What this task involves:
Can you show every line of the entries below that contains the string "Copper"? Only matches with the same capitalization count.

Record list:
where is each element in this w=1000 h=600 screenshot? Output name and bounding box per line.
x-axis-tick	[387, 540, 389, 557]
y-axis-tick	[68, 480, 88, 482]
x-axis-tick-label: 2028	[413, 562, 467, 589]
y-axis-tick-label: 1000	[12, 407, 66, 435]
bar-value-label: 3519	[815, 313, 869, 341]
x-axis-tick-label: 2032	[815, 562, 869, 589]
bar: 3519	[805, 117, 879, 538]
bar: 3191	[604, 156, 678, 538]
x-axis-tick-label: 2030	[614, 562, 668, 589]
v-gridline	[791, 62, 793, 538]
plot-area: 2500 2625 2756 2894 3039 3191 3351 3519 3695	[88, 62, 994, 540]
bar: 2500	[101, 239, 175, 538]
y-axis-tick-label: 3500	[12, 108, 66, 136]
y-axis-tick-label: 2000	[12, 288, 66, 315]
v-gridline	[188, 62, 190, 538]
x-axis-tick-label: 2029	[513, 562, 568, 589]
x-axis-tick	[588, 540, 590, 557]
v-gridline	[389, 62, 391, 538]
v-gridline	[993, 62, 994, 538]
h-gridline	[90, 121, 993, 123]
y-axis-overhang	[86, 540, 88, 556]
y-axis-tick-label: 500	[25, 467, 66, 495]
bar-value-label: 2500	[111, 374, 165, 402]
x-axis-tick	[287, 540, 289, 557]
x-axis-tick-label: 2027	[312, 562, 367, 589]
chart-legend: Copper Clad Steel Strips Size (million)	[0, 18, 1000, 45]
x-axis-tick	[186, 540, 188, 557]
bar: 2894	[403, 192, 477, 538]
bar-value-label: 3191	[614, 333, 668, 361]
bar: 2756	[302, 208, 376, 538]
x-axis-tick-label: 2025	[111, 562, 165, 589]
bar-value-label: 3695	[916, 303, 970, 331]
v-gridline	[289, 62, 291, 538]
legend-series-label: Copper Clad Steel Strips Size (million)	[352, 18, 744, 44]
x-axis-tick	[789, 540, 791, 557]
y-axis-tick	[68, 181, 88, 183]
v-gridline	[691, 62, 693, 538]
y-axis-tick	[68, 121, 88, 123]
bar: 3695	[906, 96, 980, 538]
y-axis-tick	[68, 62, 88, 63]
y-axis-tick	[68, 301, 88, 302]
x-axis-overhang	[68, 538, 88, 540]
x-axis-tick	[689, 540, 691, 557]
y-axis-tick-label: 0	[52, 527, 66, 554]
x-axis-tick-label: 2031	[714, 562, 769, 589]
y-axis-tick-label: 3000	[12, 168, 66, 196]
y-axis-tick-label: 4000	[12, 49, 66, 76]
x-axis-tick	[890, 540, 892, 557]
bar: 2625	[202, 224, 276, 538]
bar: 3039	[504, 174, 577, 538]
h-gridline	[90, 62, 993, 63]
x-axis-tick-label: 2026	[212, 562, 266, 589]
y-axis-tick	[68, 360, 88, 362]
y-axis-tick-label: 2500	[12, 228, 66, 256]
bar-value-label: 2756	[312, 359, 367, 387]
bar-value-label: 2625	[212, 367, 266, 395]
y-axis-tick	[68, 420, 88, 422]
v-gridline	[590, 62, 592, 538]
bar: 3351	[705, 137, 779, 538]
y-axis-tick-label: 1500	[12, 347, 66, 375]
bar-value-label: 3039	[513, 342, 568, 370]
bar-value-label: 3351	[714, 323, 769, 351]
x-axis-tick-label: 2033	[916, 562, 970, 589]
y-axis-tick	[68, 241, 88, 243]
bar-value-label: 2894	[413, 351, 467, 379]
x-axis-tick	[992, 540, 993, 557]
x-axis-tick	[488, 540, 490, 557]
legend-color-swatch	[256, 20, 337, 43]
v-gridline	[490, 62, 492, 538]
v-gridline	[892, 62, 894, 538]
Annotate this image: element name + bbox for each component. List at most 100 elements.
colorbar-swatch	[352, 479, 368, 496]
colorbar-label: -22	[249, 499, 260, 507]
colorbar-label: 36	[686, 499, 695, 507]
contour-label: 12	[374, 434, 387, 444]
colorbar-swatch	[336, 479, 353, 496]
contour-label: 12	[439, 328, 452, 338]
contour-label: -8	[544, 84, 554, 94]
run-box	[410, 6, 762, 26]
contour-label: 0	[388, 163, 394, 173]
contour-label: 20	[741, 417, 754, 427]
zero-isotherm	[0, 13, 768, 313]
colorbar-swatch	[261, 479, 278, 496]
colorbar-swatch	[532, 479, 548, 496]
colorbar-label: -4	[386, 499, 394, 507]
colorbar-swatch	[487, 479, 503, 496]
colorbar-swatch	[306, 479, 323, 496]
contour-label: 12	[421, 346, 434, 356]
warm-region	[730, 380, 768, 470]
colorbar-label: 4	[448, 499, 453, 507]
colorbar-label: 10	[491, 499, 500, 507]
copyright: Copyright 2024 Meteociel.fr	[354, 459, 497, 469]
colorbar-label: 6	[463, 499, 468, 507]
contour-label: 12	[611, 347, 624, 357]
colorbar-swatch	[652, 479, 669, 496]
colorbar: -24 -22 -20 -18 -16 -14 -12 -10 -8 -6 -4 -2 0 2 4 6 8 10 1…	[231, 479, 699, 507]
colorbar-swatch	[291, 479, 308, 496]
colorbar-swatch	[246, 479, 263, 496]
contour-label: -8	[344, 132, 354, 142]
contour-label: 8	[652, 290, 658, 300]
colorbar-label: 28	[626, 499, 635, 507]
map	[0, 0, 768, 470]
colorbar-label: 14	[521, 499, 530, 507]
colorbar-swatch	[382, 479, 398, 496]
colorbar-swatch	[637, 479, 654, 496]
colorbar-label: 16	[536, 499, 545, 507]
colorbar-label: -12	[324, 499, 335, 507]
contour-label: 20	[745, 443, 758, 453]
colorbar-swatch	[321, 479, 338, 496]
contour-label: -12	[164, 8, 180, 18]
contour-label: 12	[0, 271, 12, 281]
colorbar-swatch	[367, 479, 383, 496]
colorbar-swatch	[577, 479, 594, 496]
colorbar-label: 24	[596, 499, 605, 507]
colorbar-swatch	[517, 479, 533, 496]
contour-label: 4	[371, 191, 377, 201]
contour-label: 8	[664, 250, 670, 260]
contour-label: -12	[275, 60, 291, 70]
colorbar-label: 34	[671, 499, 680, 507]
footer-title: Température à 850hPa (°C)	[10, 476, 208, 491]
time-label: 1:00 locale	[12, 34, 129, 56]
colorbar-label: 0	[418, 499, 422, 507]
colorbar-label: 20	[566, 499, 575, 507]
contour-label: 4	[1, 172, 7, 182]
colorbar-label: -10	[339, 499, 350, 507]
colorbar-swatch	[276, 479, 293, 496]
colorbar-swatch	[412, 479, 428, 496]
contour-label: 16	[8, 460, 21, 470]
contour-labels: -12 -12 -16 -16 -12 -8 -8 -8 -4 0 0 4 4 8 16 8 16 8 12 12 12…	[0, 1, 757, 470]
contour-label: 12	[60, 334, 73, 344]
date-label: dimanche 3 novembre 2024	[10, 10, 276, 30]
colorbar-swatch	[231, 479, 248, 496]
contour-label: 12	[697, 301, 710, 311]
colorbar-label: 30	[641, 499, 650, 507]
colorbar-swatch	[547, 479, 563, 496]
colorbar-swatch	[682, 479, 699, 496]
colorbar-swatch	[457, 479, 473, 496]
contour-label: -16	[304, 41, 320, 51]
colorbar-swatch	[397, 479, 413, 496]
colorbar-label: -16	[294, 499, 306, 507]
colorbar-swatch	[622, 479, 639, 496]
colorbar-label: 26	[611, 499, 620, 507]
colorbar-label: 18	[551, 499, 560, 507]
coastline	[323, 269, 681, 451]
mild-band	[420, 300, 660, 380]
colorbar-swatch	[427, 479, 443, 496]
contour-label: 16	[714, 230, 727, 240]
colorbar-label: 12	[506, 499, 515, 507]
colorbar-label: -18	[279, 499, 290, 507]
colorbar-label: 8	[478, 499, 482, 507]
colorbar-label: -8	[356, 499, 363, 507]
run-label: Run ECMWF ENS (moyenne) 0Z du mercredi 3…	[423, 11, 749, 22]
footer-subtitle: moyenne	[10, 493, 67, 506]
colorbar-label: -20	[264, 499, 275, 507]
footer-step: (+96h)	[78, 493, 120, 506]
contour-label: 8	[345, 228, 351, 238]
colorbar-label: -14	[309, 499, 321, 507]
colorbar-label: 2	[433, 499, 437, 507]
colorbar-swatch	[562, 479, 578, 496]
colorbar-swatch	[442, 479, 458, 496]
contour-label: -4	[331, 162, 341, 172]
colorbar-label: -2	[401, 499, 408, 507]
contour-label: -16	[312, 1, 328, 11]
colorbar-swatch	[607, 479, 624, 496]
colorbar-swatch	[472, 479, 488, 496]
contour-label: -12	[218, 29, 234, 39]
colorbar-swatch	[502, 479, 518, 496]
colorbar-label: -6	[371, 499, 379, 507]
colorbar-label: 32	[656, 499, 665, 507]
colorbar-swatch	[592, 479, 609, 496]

Final result:
chart-legend: Copper Clad Steel Strips Size (million)	[0, 18, 1000, 45]
legend-series-label: Copper Clad Steel Strips Size (million)	[352, 18, 744, 44]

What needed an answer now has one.